* _SUPPLIED DATA_
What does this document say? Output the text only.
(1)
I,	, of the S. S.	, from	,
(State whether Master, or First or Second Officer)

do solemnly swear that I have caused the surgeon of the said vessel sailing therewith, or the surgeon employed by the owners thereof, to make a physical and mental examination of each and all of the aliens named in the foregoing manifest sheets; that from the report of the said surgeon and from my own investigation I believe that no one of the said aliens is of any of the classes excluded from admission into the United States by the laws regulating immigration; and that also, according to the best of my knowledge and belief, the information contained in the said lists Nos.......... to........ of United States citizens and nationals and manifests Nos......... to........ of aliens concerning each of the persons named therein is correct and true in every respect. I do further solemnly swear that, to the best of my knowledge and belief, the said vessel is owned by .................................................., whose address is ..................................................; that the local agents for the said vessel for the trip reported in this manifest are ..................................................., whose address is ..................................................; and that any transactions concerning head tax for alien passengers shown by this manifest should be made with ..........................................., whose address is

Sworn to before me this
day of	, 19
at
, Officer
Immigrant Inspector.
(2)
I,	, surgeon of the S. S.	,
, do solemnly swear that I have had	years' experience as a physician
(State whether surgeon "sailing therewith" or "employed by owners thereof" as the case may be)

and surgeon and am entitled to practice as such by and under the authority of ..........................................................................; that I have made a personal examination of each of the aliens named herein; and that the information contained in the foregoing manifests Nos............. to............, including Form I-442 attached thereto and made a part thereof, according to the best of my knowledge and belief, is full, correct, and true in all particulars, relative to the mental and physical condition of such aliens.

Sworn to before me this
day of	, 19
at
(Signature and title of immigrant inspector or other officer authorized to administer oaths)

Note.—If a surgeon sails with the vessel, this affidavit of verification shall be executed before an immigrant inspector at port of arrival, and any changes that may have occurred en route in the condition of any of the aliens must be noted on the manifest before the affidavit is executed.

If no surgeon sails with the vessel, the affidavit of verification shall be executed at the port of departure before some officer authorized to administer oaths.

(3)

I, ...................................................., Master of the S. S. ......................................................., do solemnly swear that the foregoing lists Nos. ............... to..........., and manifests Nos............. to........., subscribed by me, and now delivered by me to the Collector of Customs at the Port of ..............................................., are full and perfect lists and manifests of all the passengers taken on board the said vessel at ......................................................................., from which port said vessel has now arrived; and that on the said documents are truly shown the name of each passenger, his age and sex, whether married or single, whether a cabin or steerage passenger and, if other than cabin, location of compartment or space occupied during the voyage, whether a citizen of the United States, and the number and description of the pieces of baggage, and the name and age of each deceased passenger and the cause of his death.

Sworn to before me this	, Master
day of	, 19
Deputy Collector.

* _SET EXERCISE_
Set down all of the data above, word for word.

* _COMPLETE ANSWER_
What does this document say? Output the text only.
(1)
I,	, of the S. S.	, from	,
(State whether Master, or First or Second Officer)

do solemnly swear that I have caused the surgeon of the said vessel sailing therewith, or the surgeon employed by the owners thereof, to make a physical and mental examination of each and all of the aliens named in the foregoing manifest sheets; that from the report of the said surgeon and from my own investigation I believe that no one of the said aliens is of any of the classes excluded from admission into the United States by the laws regulating immigration; and that also, according to the best of my knowledge and belief, the information contained in the said lists Nos.......... to........ of United States citizens and nationals and manifests Nos......... to........ of aliens concerning each of the persons named therein is correct and true in every respect. I do further solemnly swear that, to the best of my knowledge and belief, the said vessel is owned by .................................................., whose address is ..................................................; that the local agents for the said vessel for the trip reported in this manifest are ..................................................., whose address is ..................................................; and that any transactions concerning head tax for alien passengers shown by this manifest should be made with ..........................................., whose address is

Sworn to before me this
day of	, 19
at
, Officer
Immigrant Inspector.
(2)
I,	, surgeon of the S. S.	,
, do solemnly swear that I have had	years' experience as a physician
(State whether surgeon "sailing therewith" or "employed by owners thereof" as the case may be)

and surgeon and am entitled to practice as such by and under the authority of ..........................................................................; that I have made a personal examination of each of the aliens named herein; and that the information contained in the foregoing manifests Nos............. to............, including Form I-442 attached thereto and made a part thereof, according to the best of my knowledge and belief, is full, correct, and true in all particulars, relative to the mental and physical condition of such aliens.

Sworn to before me this
day of	, 19
at
(Signature and title of immigrant inspector or other officer authorized to administer oaths)

Note.—If a surgeon sails with the vessel, this affidavit of verification shall be executed before an immigrant inspector at port of arrival, and any changes that may have occurred en route in the condition of any of the aliens must be noted on the manifest before the affidavit is executed.

If no surgeon sails with the vessel, the affidavit of verification shall be executed at the port of departure before some officer authorized to administer oaths.

(3)

I, ...................................................., Master of the S. S. ......................................................., do solemnly swear that the foregoing lists Nos. ............... to..........., and manifests Nos............. to........., subscribed by me, and now delivered by me to the Collector of Customs at the Port of ..............................................., are full and perfect lists and manifests of all the passengers taken on board the said vessel at ......................................................................., from which port said vessel has now arrived; and that on the said documents are truly shown the name of each passenger, his age and sex, whether married or single, whether a cabin or steerage passenger and, if other than cabin, location of compartment or space occupied during the voyage, whether a citizen of the United States, and the number and description of the pieces of baggage, and the name and age of each deceased passenger and the cause of his death.

Sworn to before me this	, Master
day of	, 19
Deputy Collector.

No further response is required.